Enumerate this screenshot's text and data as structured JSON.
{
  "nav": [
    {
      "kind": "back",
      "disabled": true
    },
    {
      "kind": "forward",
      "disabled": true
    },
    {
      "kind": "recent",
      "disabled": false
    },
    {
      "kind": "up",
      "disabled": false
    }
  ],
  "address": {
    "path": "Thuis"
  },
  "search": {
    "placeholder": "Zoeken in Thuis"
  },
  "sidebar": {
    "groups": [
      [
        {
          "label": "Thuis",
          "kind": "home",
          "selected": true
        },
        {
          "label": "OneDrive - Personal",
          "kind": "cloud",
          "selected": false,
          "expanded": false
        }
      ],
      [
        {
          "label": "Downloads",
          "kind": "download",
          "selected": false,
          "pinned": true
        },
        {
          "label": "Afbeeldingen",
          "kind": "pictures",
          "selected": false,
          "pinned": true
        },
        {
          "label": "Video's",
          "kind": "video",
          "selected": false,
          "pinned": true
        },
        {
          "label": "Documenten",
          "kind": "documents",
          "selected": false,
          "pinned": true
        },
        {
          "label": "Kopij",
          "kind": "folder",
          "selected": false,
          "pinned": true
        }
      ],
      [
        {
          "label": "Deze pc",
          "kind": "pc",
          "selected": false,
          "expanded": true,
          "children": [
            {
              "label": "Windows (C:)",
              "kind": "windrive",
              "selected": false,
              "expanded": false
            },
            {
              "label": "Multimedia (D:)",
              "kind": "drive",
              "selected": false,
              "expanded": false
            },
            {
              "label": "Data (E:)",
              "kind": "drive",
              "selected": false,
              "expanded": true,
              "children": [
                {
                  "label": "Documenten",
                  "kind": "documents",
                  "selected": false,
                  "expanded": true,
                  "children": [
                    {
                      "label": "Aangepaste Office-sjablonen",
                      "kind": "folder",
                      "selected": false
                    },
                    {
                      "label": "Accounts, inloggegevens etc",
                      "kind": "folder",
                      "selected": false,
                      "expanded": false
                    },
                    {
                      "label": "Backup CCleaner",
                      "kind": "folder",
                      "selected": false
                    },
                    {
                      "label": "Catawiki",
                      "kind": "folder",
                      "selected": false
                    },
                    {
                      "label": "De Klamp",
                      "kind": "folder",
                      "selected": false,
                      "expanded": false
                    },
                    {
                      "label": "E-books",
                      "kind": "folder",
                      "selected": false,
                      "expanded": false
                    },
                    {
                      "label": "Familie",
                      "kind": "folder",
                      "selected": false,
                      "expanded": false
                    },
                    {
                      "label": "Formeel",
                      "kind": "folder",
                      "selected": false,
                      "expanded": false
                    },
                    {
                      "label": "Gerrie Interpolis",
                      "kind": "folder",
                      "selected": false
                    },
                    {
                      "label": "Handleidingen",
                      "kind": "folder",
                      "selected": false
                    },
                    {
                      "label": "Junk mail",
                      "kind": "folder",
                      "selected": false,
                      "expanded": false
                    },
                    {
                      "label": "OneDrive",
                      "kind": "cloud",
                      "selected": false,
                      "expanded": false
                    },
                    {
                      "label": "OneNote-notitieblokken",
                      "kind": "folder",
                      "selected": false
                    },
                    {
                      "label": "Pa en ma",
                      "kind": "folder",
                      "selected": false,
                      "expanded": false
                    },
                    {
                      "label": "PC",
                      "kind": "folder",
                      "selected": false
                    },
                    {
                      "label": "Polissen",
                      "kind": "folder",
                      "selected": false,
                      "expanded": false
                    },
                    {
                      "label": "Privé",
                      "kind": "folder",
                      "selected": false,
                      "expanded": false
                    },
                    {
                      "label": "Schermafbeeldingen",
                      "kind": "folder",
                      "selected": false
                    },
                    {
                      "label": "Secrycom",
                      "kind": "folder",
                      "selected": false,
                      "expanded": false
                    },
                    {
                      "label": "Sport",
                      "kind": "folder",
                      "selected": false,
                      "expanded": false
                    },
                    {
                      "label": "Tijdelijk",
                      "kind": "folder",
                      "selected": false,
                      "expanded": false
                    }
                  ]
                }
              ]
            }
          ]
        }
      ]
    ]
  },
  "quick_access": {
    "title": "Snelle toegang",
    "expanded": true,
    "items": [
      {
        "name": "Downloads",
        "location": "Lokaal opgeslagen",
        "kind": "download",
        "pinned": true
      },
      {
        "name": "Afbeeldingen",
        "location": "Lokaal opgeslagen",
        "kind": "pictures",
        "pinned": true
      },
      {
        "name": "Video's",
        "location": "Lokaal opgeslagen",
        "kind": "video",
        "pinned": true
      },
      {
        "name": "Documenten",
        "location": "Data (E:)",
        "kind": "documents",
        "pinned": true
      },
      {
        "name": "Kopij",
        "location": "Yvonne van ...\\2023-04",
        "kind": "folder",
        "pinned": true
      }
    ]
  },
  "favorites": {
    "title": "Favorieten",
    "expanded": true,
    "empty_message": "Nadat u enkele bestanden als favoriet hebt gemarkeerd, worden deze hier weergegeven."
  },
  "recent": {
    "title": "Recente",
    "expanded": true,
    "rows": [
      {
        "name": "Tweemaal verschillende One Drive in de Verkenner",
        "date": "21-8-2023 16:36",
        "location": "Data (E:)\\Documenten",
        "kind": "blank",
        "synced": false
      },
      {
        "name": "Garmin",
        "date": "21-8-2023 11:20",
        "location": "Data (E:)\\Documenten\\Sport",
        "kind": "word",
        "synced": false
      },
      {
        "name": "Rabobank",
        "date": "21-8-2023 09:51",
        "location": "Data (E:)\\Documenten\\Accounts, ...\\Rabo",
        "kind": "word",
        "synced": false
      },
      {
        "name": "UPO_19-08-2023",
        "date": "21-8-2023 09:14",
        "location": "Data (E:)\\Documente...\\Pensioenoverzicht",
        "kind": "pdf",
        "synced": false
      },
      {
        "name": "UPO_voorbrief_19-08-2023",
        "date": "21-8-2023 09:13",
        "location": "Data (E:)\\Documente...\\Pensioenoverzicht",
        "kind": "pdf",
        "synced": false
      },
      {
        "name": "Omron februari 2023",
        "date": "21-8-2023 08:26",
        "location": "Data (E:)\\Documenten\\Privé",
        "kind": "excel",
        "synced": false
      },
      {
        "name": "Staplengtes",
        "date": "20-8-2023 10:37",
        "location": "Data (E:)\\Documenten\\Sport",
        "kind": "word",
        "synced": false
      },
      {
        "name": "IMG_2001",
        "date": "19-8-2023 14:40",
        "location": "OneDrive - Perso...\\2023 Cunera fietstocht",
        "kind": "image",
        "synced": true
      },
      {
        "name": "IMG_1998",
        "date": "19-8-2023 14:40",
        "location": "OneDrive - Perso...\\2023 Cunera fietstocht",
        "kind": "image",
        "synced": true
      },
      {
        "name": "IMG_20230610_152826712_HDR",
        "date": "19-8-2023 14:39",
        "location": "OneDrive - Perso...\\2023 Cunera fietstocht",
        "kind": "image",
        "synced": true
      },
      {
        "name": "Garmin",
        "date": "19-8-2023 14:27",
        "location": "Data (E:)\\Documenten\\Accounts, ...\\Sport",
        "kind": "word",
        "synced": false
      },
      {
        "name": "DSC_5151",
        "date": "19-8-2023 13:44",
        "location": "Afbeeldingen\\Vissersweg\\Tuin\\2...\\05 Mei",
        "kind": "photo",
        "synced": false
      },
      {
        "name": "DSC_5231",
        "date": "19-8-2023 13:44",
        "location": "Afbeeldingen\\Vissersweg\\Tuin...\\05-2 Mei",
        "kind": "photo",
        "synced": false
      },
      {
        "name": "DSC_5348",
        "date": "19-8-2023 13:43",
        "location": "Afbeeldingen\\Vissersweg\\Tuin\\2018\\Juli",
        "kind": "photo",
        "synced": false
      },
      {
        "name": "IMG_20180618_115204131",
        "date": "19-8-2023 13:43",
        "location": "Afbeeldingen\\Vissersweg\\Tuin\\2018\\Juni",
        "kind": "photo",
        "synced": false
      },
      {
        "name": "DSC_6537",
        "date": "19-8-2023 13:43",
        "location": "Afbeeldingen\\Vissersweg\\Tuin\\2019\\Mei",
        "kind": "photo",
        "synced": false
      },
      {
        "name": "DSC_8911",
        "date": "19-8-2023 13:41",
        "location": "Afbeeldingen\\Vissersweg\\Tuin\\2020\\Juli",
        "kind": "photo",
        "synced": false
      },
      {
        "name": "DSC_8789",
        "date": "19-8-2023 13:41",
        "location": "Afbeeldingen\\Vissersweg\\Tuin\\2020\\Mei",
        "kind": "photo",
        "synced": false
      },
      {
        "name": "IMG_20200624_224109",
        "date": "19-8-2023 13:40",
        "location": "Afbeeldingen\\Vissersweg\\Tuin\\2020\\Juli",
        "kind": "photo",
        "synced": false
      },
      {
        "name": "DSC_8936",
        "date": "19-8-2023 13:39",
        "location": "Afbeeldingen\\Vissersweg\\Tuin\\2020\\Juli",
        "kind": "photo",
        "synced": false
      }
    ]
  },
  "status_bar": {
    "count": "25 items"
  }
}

▶ [AIM]
Pick out the lines containing the string "Thuis" and show them.

▶ [THE OUTPUT]
    "path": "Thuis"
    "placeholder": "Zoeken in Thuis"
          "label": "Thuis",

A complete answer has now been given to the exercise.